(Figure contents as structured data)
────────────────────

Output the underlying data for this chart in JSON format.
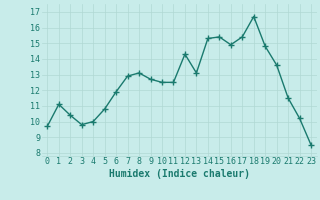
{
  "x": [
    0,
    1,
    2,
    3,
    4,
    5,
    6,
    7,
    8,
    9,
    10,
    11,
    12,
    13,
    14,
    15,
    16,
    17,
    18,
    19,
    20,
    21,
    22,
    23
  ],
  "y": [
    9.7,
    11.1,
    10.4,
    9.8,
    10.0,
    10.8,
    11.9,
    12.9,
    13.1,
    12.7,
    12.5,
    12.5,
    14.3,
    13.1,
    15.3,
    15.4,
    14.9,
    15.4,
    16.7,
    14.8,
    13.6,
    11.5,
    10.2,
    8.5
  ],
  "line_color": "#1a7a6e",
  "marker": "+",
  "marker_size": 4,
  "marker_linewidth": 1.0,
  "line_width": 1.0,
  "xlabel": "Humidex (Indice chaleur)",
  "xlabel_fontsize": 7,
  "ylabel_ticks": [
    8,
    9,
    10,
    11,
    12,
    13,
    14,
    15,
    16,
    17
  ],
  "xtick_labels": [
    "0",
    "1",
    "2",
    "3",
    "4",
    "5",
    "6",
    "7",
    "8",
    "9",
    "10",
    "11",
    "12",
    "13",
    "14",
    "15",
    "16",
    "17",
    "18",
    "19",
    "20",
    "21",
    "22",
    "23"
  ],
  "ylim": [
    7.8,
    17.5
  ],
  "xlim": [
    -0.5,
    23.5
  ],
  "bg_color": "#c8ecea",
  "grid_color": "#b0d8d4",
  "tick_color": "#1a7a6e",
  "label_color": "#1a7a6e",
  "tick_fontsize": 6
}
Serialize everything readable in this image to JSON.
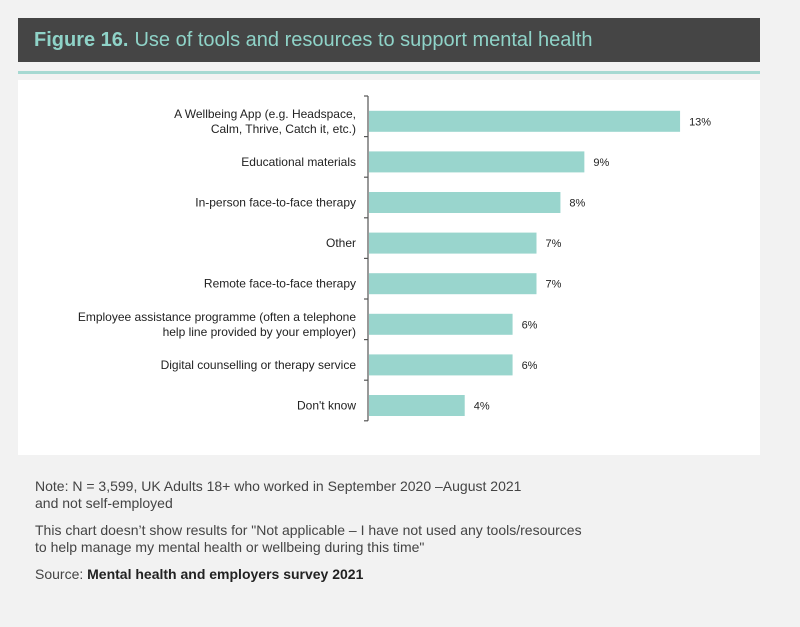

────────────────────

--- WHAT THE TASK REQUIRES ---
Locate all lines holding the word "JSON", then copy them out.

--- IN RESPONSE ---
Output the underlying data for this chart in JSON format.
Serialize everything readable in this image to JSON.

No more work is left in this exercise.